--- BEGIN Records to use ---

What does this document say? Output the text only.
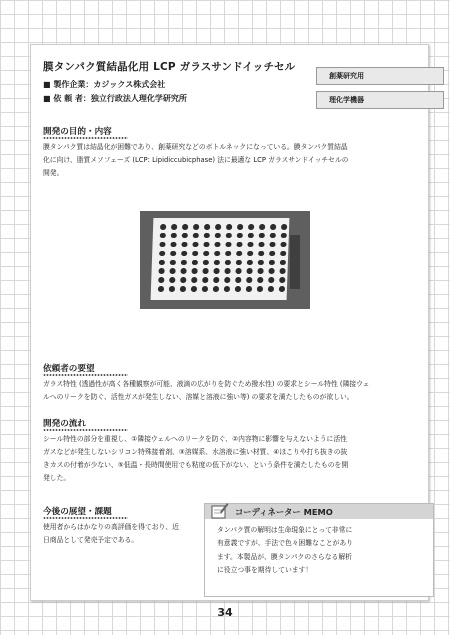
膜タンパク質結晶化用 LCP ガラスサンドイッチセル
■ 製作企業：カジックス株式会社
■ 依 頼 者：独立行政法人理化学研究所
創薬研究用
理化学機器
開発の目的・内容
膜タンパク質は結晶化が困難であり、創薬研究などのボトルネックになっている。膜タンパク質結晶
化に向け、脂質メソフェーズ (LCP: Lipidiccubicphase) 法に最適な LCP ガラスサンドイッチセルの
開発。
依頼者の要望
ガラス特性 (透過性が高く各種観察が可能、液滴の広がりを防ぐため撥水性) の要求とシール特性 (隣接ウェ
ルへのリークを防ぐ、活性ガスが発生しない、溶媒と溶液に強い等) の要求を満たしたものが欲しい。
開発の流れ
シール特性の部分を重視し、①隣接ウェルへのリークを防ぐ、②内容物に影響を与えないように活性
ガスなどが発生しないシリコン特殊接着剤、③溶媒系、水溶液に強い材質、④ほこりや打ち抜きの抜
きカスの付着が少ない、⑤低温・長時間使用でも粘度の低下がない、という条件を満たしたものを開
発した。
今後の展望・課題
使用者からはかなりの高評価を得ており、近
日商品として発売予定である。
コーディネーター MEMO
タンパク質の解明は生命現象にとって非常に
有意義ですが、手法で色々困難なことがあり
ます。本製品が、膜タンパクのさらなる解析
に役立つ事を期待しています！
34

--- END Records to use ---

Set problem: Leave every image out, and retype the material exactly.

Exercise solution:
What does this document say? Output the text only.
膜タンパク質結晶化用 LCP ガラスサンドイッチセル
■ 製作企業：カジックス株式会社
■ 依 頼 者：独立行政法人理化学研究所
創薬研究用
理化学機器
開発の目的・内容
膜タンパク質は結晶化が困難であり、創薬研究などのボトルネックになっている。膜タンパク質結晶
化に向け、脂質メソフェーズ (LCP: Lipidiccubicphase) 法に最適な LCP ガラスサンドイッチセルの
開発。
依頼者の要望
ガラス特性 (透過性が高く各種観察が可能、液滴の広がりを防ぐため撥水性) の要求とシール特性 (隣接ウェ
ルへのリークを防ぐ、活性ガスが発生しない、溶媒と溶液に強い等) の要求を満たしたものが欲しい。
開発の流れ
シール特性の部分を重視し、①隣接ウェルへのリークを防ぐ、②内容物に影響を与えないように活性
ガスなどが発生しないシリコン特殊接着剤、③溶媒系、水溶液に強い材質、④ほこりや打ち抜きの抜
きカスの付着が少ない、⑤低温・長時間使用でも粘度の低下がない、という条件を満たしたものを開
発した。
今後の展望・課題
使用者からはかなりの高評価を得ており、近
日商品として発売予定である。
コーディネーター MEMO
タンパク質の解明は生命現象にとって非常に
有意義ですが、手法で色々困難なことがあり
ます。本製品が、膜タンパクのさらなる解析
に役立つ事を期待しています！
34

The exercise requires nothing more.